BEGIN Data shown

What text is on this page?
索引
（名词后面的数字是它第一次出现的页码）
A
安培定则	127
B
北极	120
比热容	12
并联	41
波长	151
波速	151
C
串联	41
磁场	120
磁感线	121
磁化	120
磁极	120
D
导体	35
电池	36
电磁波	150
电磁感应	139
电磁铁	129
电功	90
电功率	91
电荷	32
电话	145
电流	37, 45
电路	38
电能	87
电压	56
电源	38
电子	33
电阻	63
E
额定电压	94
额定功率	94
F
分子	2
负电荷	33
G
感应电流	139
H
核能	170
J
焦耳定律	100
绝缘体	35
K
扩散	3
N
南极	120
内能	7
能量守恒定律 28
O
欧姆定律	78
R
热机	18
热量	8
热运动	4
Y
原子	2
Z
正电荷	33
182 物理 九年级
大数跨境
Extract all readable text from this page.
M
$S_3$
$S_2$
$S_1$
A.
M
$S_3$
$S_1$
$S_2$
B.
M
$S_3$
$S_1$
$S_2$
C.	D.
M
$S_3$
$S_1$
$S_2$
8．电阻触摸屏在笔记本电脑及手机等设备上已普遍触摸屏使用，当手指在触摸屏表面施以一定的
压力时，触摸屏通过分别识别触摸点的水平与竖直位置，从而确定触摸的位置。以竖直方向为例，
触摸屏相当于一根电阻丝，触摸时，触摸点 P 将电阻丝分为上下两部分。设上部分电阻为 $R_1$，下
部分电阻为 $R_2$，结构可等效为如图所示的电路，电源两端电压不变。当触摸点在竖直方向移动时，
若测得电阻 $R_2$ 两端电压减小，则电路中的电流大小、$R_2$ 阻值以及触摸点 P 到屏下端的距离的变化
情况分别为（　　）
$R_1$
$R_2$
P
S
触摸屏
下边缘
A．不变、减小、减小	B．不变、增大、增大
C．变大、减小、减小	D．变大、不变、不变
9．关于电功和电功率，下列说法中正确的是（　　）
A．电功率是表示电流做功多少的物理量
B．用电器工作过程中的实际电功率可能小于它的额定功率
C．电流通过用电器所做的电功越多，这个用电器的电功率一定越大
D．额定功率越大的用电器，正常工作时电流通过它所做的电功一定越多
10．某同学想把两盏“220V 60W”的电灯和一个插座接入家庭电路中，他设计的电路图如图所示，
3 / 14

END Data shown

[What to produce]: Find the lines with the string "this" and reproduce them.

[Written solution]:
What text is on this page?
Extract all readable text from this page.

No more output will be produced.